Stated problem:
Your task is to filter the data below down to the lines holding "structured".

━━━━━━━━━━━━━━━━━━━━

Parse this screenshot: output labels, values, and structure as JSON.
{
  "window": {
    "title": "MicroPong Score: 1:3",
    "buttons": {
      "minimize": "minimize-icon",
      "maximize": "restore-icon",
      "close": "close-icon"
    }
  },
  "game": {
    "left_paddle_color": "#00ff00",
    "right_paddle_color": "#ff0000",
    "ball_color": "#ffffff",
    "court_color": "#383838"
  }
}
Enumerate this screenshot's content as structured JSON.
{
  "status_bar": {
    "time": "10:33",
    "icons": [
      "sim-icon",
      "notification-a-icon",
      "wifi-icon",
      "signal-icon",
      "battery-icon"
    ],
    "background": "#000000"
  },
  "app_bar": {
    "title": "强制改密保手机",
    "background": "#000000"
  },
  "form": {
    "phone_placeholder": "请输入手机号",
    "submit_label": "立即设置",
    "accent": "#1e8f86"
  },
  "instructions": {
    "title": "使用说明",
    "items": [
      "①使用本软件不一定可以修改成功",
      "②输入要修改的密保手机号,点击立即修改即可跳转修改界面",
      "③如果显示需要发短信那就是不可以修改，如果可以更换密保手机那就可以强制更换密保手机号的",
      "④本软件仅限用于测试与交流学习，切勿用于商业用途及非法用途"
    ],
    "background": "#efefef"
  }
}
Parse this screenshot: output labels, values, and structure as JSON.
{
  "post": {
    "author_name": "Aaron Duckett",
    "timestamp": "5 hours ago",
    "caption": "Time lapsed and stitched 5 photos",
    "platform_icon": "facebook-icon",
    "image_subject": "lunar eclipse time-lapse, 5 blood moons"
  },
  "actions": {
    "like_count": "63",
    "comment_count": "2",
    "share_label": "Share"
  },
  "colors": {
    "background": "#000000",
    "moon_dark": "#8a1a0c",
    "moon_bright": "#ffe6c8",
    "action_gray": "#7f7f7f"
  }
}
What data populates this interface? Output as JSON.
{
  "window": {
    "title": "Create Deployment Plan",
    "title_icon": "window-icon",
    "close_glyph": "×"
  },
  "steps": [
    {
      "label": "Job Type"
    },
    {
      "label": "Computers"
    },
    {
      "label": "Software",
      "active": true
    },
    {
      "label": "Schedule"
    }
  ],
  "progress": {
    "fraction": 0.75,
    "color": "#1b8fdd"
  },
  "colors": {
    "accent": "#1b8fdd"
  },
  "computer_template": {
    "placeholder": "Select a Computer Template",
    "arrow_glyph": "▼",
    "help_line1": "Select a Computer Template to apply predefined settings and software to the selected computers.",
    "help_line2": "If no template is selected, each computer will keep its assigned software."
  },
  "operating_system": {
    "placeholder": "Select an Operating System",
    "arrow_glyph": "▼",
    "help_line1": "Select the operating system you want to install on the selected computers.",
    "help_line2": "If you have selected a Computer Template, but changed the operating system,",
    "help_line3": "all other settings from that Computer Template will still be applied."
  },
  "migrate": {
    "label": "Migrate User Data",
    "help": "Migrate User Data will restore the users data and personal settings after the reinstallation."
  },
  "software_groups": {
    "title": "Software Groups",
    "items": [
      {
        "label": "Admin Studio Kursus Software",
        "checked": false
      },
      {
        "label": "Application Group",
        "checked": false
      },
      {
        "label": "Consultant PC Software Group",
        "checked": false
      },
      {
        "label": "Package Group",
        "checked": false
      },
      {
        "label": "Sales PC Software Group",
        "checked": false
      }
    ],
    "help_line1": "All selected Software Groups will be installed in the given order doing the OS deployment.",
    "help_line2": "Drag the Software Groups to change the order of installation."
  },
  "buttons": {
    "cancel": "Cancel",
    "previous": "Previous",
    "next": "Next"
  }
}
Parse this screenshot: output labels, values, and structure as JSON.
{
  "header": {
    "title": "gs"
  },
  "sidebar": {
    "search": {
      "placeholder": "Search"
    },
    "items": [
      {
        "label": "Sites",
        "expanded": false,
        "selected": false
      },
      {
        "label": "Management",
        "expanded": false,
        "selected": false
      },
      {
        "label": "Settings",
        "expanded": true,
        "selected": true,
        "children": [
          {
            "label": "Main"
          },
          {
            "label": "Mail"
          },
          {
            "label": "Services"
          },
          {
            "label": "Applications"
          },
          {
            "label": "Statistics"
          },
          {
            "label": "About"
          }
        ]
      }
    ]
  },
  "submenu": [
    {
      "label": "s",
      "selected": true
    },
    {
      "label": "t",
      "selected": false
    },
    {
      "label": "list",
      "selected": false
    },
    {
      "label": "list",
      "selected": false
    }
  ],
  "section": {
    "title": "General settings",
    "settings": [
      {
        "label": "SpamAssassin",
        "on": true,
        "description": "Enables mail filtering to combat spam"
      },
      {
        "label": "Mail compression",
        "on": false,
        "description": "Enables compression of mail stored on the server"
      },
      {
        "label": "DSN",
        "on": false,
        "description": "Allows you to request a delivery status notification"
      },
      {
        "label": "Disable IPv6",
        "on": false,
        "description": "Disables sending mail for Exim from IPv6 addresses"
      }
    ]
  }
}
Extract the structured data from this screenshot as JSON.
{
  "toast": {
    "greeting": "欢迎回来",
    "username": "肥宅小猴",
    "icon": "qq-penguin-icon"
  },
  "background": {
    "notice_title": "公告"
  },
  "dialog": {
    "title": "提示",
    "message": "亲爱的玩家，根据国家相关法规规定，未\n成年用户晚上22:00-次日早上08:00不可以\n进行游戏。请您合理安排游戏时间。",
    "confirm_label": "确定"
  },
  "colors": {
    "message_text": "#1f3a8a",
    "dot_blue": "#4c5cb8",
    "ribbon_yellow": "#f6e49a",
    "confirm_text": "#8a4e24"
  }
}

━━━━━━━━━━━━━━━━━━━━

Answer to the exercise:
Enumerate this screenshot's content as structured JSON.
Extract the structured data from this screenshot as JSON.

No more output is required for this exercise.